§ DATA SECTION
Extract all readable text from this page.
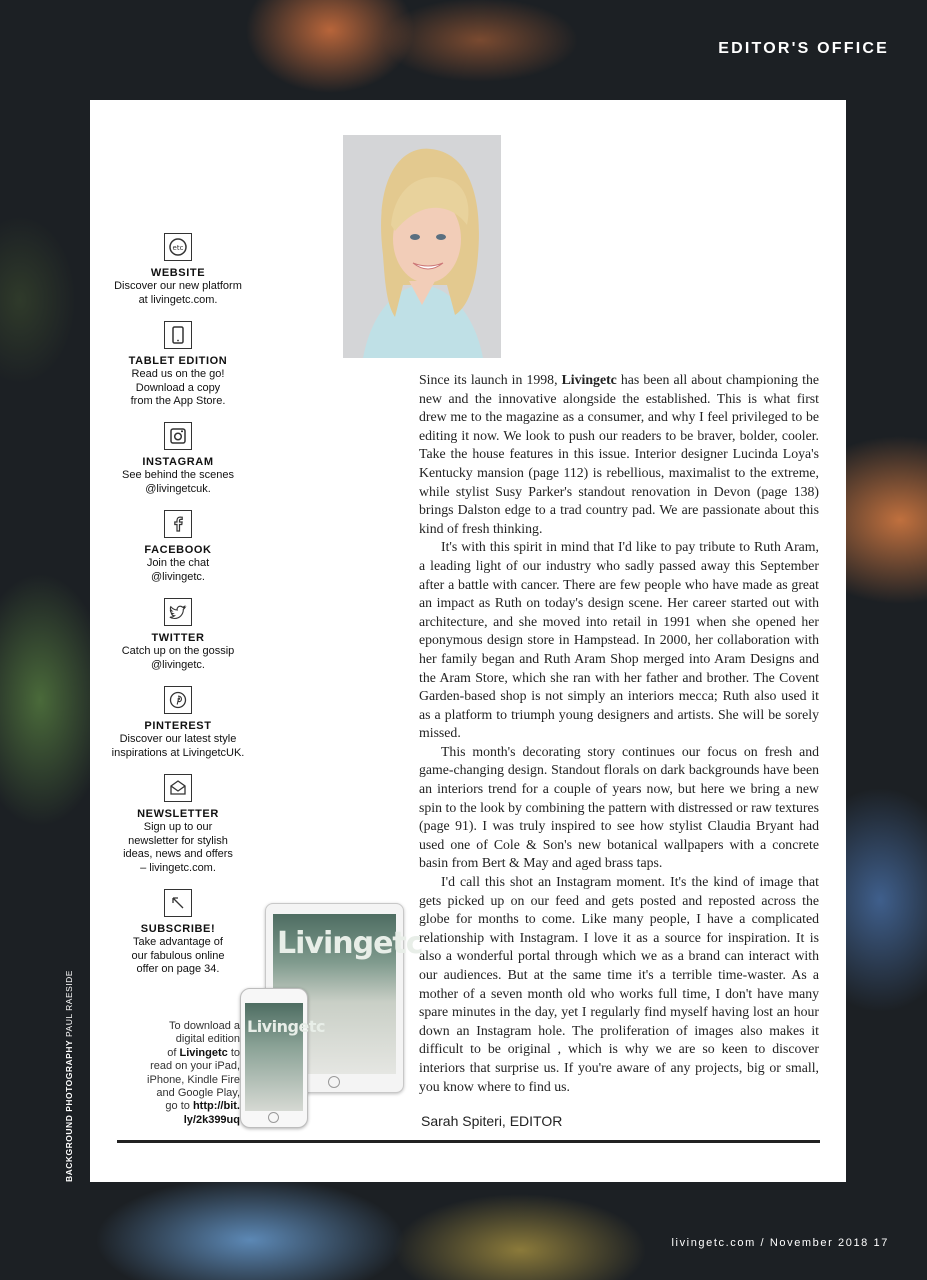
EDITOR'S OFFICE
BACKGROUND PHOTOGRAPHY PAUL RAESIDE
livingetc.com / November 2018 17
etc
WEBSITE
Discover our new platform
at livingetc.com.
TABLET EDITION
Read us on the go!
Download a copy
from the App Store.
INSTAGRAM
See behind the scenes
@livingetcuk.
FACEBOOK
Join the chat
@livingetc.
TWITTER
Catch up on the gossip
@livingetc.
PINTEREST
Discover our latest style
inspirations at LivingetcUK.
NEWSLETTER
Sign up to our
newsletter for stylish
ideas, news and offers
– livingetc.com.
SUBSCRIBE!
Take advantage of
our fabulous online
offer on page 34.
To download a
digital edition
of Livingetc to
read on your iPad,
iPhone, Kindle Fire
and Google Play,
go to http://bit.
ly/2k399uq
Livingetc
Livingetc

Since its launch in 1998, Livingetc has been all about championing the new and the innovative alongside the established. This is what first drew me to the magazine as a consumer, and why I feel privileged to be editing it now. We look to push our readers to be braver, bolder, cooler. Take the house features in this issue. Interior designer Lucinda Loya's Kentucky mansion (page 112) is rebellious, maximalist to the extreme, while stylist Susy Parker's standout renovation in Devon (page 138) brings Dalston edge to a trad country pad. We are passionate about this kind of fresh thinking.

It's with this spirit in mind that I'd like to pay tribute to Ruth Aram, a leading light of our industry who sadly passed away this September after a battle with cancer. There are few people who have made as great an impact as Ruth on today's design scene. Her career started out with architecture, and she moved into retail in 1991 when she opened her eponymous design store in Hampstead. In 2000, her collaboration with her family began and Ruth Aram Shop merged into Aram Designs and the Aram Store, which she ran with her father and brother. The Covent Garden-based shop is not simply an interiors mecca; Ruth also used it as a platform to triumph young designers and artists. She will be sorely missed.

This month's decorating story continues our focus on fresh and game-changing design. Standout florals on dark backgrounds have been an interiors trend for a couple of years now, but here we bring a new spin to the look by combining the pattern with distressed or raw textures (page 91). I was truly inspired to see how stylist Claudia Bryant had used one of Cole & Son's new botanical wallpapers with a concrete basin from Bert & May and aged brass taps.

I'd call this shot an Instagram moment. It's the kind of image that gets picked up on our feed and gets posted and reposted across the globe for months to come. Like many people, I have a complicated relationship with Instagram. I love it as a source for inspiration. It is also a wonderful portal through which we as a brand can interact with our audiences. But at the same time it's a terrible time-waster. As a mother of a seven month old who works full time, I don't have many spare minutes in the day, yet I regularly find myself having lost an hour down an Instagram hole. The proliferation of images also makes it difficult to be original , which is why we are so keen to discover interiors that surprise us. If you're aware of any projects, big or small, you know where to find us.

Sarah Spiteri, EDITOR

§ TASK DETAILS
Tell how many lines above contain the word "EDITOR". Give the number alone.

§ FULL OUTPUT
2